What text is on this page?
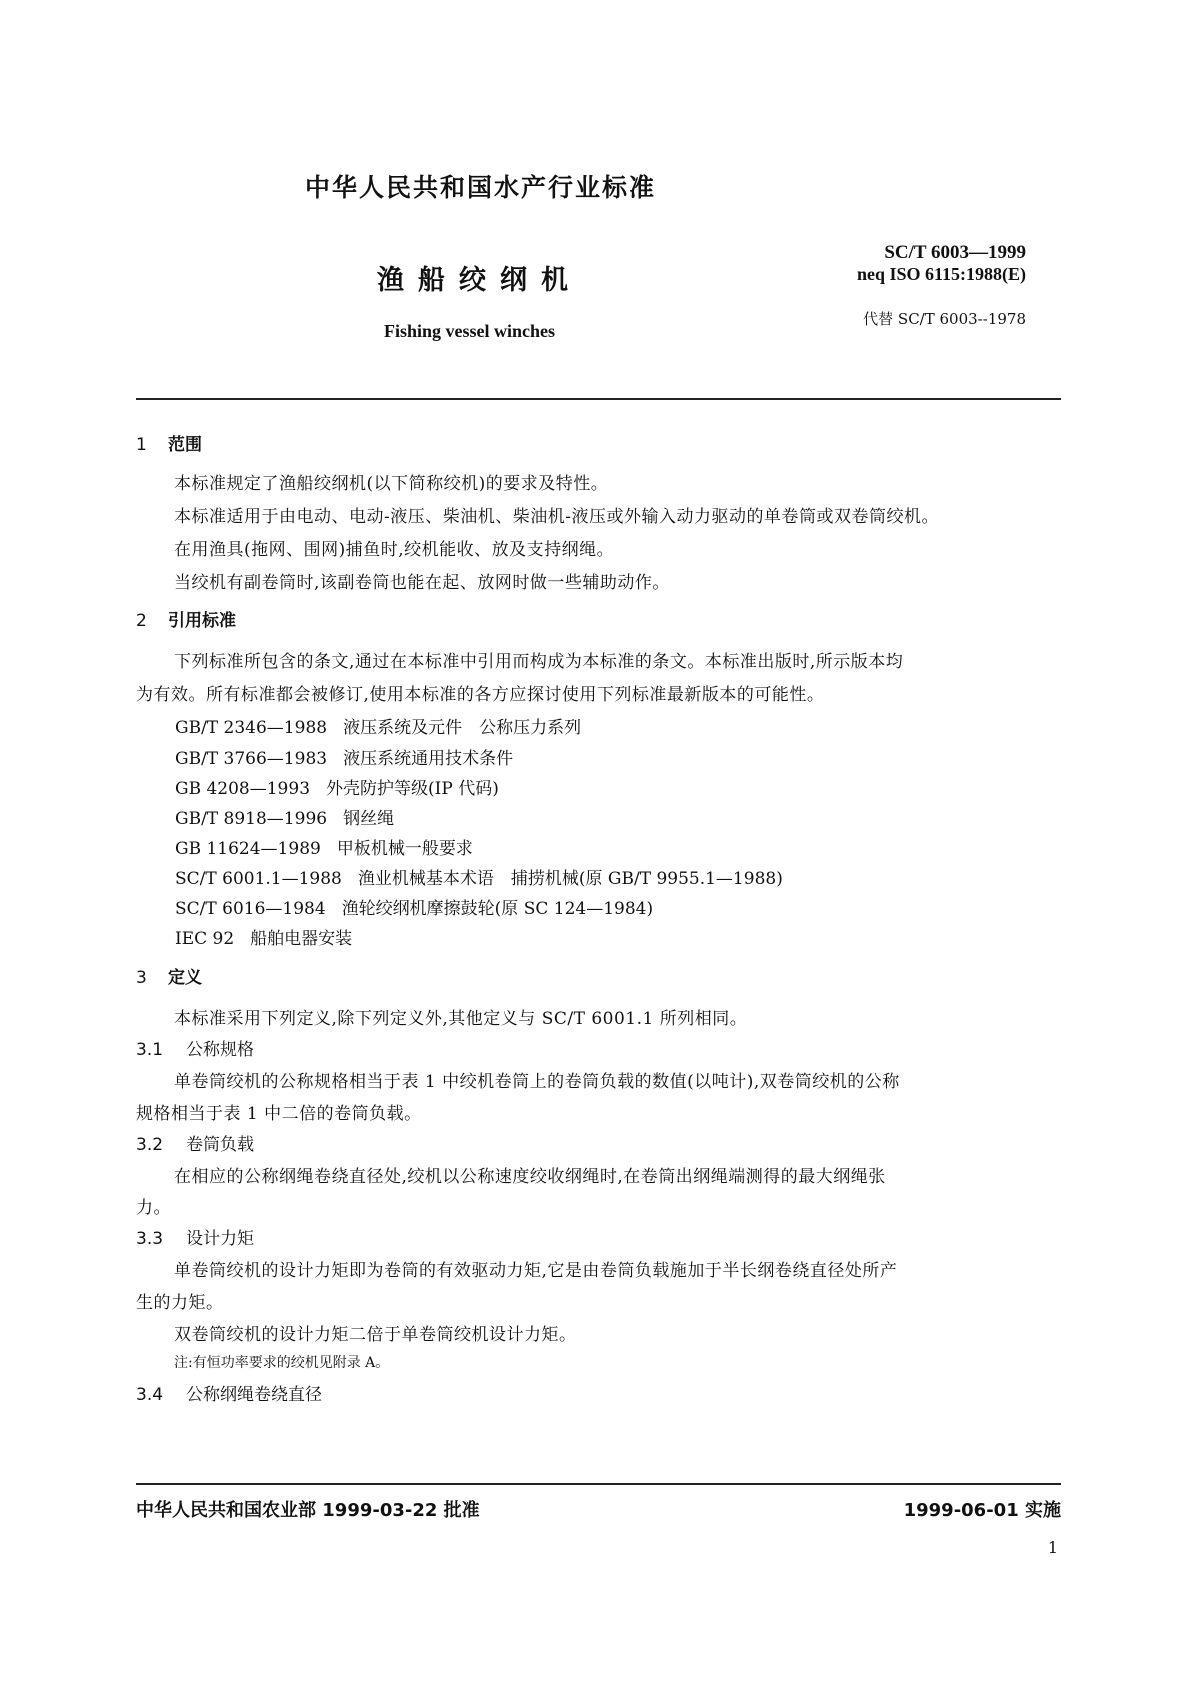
中华人民共和国水产行业标准
渔船绞纲机
Fishing vessel winches
SC/T 6003—1999
neq ISO 6115:1988(E)
代替 SC/T 6003--1978
1 范围
本标准规定了渔船绞纲机(以下简称绞机)的要求及特性。
本标准适用于由电动、电动-液压、柴油机、柴油机-液压或外输入动力驱动的单卷筒或双卷筒绞机。
在用渔具(拖网、围网)捕鱼时,绞机能收、放及支持纲绳。
当绞机有副卷筒时,该副卷筒也能在起、放网时做一些辅助动作。
2 引用标准
下列标准所包含的条文,通过在本标准中引用而构成为本标准的条文。本标准出版时,所示版本均
为有效。所有标准都会被修订,使用本标准的各方应探讨使用下列标准最新版本的可能性。
GB/T 2346—1988 液压系统及元件　公称压力系列
GB/T 3766—1983 液压系统通用技术条件
GB 4208—1993 外壳防护等级(IP 代码)
GB/T 8918—1996 钢丝绳
GB 11624—1989 甲板机械一般要求
SC/T 6001.1—1988 渔业机械基本术语　捕捞机械(原 GB/T 9955.1—1988)
SC/T 6016—1984 渔轮绞纲机摩擦鼓轮(原 SC 124—1984)
IEC 92 船舶电器安装
3 定义
本标准采用下列定义,除下列定义外,其他定义与 SC/T 6001.1 所列相同。
3.1 公称规格
单卷筒绞机的公称规格相当于表 1 中绞机卷筒上的卷筒负载的数值(以吨计),双卷筒绞机的公称
规格相当于表 1 中二倍的卷筒负载。
3.2 卷筒负载
在相应的公称纲绳卷绕直径处,绞机以公称速度绞收纲绳时,在卷筒出纲绳端测得的最大纲绳张
力。
3.3 设计力矩
单卷筒绞机的设计力矩即为卷筒的有效驱动力矩,它是由卷筒负载施加于半长纲卷绕直径处所产
生的力矩。
双卷筒绞机的设计力矩二倍于单卷筒绞机设计力矩。
注:有恒功率要求的绞机见附录 A。
3.4 公称纲绳卷绕直径
中华人民共和国农业部 1999-03-22 批准	1999-06-01 实施
1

-*-

> Directive
Write out again every line above exactly as given; the pictures do not belong in the copy.

> Result below
What text is on this page?
中华人民共和国水产行业标准
渔船绞纲机
Fishing vessel winches
SC/T 6003—1999
neq ISO 6115:1988(E)
代替 SC/T 6003--1978
1 范围
本标准规定了渔船绞纲机(以下简称绞机)的要求及特性。
本标准适用于由电动、电动-液压、柴油机、柴油机-液压或外输入动力驱动的单卷筒或双卷筒绞机。
在用渔具(拖网、围网)捕鱼时,绞机能收、放及支持纲绳。
当绞机有副卷筒时,该副卷筒也能在起、放网时做一些辅助动作。
2 引用标准
下列标准所包含的条文,通过在本标准中引用而构成为本标准的条文。本标准出版时,所示版本均
为有效。所有标准都会被修订,使用本标准的各方应探讨使用下列标准最新版本的可能性。
GB/T 2346—1988 液压系统及元件　公称压力系列
GB/T 3766—1983 液压系统通用技术条件
GB 4208—1993 外壳防护等级(IP 代码)
GB/T 8918—1996 钢丝绳
GB 11624—1989 甲板机械一般要求
SC/T 6001.1—1988 渔业机械基本术语　捕捞机械(原 GB/T 9955.1—1988)
SC/T 6016—1984 渔轮绞纲机摩擦鼓轮(原 SC 124—1984)
IEC 92 船舶电器安装
3 定义
本标准采用下列定义,除下列定义外,其他定义与 SC/T 6001.1 所列相同。
3.1 公称规格
单卷筒绞机的公称规格相当于表 1 中绞机卷筒上的卷筒负载的数值(以吨计),双卷筒绞机的公称
规格相当于表 1 中二倍的卷筒负载。
3.2 卷筒负载
在相应的公称纲绳卷绕直径处,绞机以公称速度绞收纲绳时,在卷筒出纲绳端测得的最大纲绳张
力。
3.3 设计力矩
单卷筒绞机的设计力矩即为卷筒的有效驱动力矩,它是由卷筒负载施加于半长纲卷绕直径处所产
生的力矩。
双卷筒绞机的设计力矩二倍于单卷筒绞机设计力矩。
注:有恒功率要求的绞机见附录 A。
3.4 公称纲绳卷绕直径
中华人民共和国农业部 1999-03-22 批准	1999-06-01 实施
1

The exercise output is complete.